*What is required:* Look over the entries that follow and work out how many lines contain "FLOOR". State the number only.

*Materials provided:*
------------------------
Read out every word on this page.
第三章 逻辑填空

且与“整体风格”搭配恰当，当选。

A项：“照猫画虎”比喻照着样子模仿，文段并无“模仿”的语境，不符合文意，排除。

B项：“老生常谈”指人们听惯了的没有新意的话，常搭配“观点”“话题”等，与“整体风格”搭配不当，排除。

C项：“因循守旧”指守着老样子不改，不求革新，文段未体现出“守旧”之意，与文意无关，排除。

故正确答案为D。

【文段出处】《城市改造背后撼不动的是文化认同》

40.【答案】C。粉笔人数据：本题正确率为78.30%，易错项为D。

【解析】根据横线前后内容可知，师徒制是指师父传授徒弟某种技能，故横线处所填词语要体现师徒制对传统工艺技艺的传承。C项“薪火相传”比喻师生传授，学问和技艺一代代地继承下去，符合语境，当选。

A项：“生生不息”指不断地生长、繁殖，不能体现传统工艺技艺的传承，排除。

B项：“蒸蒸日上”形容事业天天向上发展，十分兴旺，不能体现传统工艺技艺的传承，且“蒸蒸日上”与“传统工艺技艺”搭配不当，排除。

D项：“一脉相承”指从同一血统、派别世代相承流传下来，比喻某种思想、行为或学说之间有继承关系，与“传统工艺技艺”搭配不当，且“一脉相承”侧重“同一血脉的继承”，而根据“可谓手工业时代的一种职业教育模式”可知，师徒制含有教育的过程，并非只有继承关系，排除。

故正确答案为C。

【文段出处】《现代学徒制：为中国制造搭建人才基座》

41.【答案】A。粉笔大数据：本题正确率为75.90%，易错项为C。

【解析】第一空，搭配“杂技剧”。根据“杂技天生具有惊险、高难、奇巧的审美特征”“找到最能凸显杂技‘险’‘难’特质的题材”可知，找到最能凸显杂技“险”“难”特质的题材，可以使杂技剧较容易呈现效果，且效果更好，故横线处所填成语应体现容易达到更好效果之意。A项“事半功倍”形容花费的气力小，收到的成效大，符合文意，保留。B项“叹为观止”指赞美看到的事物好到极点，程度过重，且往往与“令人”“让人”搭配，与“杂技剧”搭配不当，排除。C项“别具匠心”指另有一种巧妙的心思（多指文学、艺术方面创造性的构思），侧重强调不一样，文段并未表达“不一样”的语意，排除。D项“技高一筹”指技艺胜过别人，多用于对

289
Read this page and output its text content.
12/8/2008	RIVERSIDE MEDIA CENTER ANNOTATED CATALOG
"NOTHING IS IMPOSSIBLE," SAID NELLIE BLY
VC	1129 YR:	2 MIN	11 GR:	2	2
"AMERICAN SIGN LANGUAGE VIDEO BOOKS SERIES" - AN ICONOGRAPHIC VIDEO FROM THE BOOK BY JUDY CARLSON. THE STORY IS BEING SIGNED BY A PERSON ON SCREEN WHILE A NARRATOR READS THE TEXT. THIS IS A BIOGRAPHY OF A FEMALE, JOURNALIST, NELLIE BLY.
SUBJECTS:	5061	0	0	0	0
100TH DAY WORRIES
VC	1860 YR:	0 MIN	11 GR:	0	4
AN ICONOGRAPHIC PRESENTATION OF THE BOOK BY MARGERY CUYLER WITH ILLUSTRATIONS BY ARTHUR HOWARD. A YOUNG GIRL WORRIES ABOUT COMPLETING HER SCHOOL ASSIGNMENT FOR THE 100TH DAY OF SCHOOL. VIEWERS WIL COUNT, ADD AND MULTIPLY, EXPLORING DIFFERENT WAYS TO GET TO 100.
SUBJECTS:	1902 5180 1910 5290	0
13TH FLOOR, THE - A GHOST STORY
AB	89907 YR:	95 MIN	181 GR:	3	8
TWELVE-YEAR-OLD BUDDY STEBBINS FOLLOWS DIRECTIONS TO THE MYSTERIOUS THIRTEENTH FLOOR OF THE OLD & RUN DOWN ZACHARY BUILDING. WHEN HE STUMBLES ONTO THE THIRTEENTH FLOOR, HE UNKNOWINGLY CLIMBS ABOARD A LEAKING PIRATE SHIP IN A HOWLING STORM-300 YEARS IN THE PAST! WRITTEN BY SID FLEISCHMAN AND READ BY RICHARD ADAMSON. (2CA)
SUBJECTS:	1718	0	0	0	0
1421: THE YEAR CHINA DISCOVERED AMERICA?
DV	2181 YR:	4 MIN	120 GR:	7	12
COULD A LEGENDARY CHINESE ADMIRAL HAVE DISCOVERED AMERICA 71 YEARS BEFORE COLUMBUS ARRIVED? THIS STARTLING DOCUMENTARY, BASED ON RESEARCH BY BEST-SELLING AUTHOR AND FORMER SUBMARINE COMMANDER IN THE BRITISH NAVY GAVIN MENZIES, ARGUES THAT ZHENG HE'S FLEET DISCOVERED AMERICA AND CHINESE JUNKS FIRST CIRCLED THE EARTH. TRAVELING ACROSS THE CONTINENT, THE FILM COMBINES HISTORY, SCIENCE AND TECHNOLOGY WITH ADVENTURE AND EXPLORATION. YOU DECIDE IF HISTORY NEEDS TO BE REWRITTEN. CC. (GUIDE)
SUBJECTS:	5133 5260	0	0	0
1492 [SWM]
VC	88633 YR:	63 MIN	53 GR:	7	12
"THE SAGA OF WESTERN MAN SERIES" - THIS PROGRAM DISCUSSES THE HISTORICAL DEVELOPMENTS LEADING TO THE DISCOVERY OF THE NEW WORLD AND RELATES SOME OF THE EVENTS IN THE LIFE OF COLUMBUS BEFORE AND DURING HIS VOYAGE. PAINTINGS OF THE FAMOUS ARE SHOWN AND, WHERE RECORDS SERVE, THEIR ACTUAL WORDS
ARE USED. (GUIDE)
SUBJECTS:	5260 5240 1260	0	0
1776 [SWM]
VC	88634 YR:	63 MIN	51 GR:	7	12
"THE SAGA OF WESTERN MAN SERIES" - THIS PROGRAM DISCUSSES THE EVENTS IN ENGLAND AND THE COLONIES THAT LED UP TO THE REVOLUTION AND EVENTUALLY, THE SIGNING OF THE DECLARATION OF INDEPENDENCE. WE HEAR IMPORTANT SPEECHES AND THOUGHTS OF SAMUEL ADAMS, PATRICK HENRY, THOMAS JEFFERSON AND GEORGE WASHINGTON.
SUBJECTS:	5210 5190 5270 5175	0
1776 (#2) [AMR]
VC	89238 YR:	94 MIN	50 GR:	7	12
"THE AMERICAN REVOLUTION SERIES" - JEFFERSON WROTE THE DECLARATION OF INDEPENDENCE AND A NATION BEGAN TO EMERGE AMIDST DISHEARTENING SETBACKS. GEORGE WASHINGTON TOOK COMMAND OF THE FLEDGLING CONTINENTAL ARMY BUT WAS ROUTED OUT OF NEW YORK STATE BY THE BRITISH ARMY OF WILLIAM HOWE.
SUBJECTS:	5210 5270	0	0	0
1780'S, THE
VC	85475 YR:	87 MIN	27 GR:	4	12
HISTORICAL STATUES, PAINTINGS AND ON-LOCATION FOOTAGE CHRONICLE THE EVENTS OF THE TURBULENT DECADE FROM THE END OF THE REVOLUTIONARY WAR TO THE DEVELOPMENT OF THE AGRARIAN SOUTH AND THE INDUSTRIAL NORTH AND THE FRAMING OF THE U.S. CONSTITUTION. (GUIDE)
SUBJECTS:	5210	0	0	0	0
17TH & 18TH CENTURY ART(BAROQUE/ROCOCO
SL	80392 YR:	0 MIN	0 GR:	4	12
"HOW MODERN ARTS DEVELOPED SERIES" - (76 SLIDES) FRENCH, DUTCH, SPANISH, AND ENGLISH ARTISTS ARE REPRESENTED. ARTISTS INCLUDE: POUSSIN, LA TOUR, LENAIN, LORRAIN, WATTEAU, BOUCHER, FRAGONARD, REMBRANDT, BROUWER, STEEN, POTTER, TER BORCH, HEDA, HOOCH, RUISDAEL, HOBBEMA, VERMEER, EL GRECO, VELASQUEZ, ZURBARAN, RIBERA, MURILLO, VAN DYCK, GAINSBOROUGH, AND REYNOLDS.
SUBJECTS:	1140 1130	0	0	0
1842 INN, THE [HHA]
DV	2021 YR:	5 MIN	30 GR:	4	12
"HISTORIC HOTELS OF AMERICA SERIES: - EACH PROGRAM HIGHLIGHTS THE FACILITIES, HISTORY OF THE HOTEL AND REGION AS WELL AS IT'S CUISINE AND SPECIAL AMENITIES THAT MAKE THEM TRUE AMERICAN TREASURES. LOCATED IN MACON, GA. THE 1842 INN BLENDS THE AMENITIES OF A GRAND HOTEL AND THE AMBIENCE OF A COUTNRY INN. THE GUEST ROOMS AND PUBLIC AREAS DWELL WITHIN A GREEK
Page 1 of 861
------------------------
*Written solution:* 2